Raw records
# # # #

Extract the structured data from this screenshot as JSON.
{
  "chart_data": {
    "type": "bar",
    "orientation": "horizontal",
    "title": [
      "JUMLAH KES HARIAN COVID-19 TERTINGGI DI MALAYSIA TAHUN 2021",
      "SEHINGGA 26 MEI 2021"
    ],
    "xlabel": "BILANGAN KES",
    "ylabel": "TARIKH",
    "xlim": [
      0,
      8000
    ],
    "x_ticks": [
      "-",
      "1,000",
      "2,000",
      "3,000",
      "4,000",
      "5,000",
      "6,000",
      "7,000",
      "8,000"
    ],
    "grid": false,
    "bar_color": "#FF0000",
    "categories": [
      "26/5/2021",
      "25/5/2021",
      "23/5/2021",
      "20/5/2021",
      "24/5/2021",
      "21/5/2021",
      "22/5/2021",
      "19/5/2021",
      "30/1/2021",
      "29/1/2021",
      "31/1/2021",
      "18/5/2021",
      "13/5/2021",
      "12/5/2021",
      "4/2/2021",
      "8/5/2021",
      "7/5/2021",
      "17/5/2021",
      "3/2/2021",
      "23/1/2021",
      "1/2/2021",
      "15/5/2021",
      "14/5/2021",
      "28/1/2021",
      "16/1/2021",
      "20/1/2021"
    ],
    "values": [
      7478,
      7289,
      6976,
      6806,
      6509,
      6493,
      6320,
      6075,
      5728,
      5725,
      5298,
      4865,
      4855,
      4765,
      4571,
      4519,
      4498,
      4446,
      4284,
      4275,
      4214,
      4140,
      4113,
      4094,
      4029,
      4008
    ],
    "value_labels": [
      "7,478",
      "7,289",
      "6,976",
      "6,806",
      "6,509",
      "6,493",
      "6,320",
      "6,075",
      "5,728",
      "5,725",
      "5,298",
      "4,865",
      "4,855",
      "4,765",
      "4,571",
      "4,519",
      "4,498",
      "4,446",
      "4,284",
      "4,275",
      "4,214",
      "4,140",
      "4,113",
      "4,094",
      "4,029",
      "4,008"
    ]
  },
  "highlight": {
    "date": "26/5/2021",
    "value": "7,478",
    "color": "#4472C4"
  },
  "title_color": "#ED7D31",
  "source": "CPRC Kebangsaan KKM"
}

# # # #

Task details:
Print the material above once more, exactly.

Exercise output:
Extract the structured data from this screenshot as JSON.
{
  "chart_data": {
    "type": "bar",
    "orientation": "horizontal",
    "title": [
      "JUMLAH KES HARIAN COVID-19 TERTINGGI DI MALAYSIA TAHUN 2021",
      "SEHINGGA 26 MEI 2021"
    ],
    "xlabel": "BILANGAN KES",
    "ylabel": "TARIKH",
    "xlim": [
      0,
      8000
    ],
    "x_ticks": [
      "-",
      "1,000",
      "2,000",
      "3,000",
      "4,000",
      "5,000",
      "6,000",
      "7,000",
      "8,000"
    ],
    "grid": false,
    "bar_color": "#FF0000",
    "categories": [
      "26/5/2021",
      "25/5/2021",
      "23/5/2021",
      "20/5/2021",
      "24/5/2021",
      "21/5/2021",
      "22/5/2021",
      "19/5/2021",
      "30/1/2021",
      "29/1/2021",
      "31/1/2021",
      "18/5/2021",
      "13/5/2021",
      "12/5/2021",
      "4/2/2021",
      "8/5/2021",
      "7/5/2021",
      "17/5/2021",
      "3/2/2021",
      "23/1/2021",
      "1/2/2021",
      "15/5/2021",
      "14/5/2021",
      "28/1/2021",
      "16/1/2021",
      "20/1/2021"
    ],
    "values": [
      7478,
      7289,
      6976,
      6806,
      6509,
      6493,
      6320,
      6075,
      5728,
      5725,
      5298,
      4865,
      4855,
      4765,
      4571,
      4519,
      4498,
      4446,
      4284,
      4275,
      4214,
      4140,
      4113,
      4094,
      4029,
      4008
    ],
    "value_labels": [
      "7,478",
      "7,289",
      "6,976",
      "6,806",
      "6,509",
      "6,493",
      "6,320",
      "6,075",
      "5,728",
      "5,725",
      "5,298",
      "4,865",
      "4,855",
      "4,765",
      "4,571",
      "4,519",
      "4,498",
      "4,446",
      "4,284",
      "4,275",
      "4,214",
      "4,140",
      "4,113",
      "4,094",
      "4,029",
      "4,008"
    ]
  },
  "highlight": {
    "date": "26/5/2021",
    "value": "7,478",
    "color": "#4472C4"
  },
  "title_color": "#ED7D31",
  "source": "CPRC Kebangsaan KKM"
}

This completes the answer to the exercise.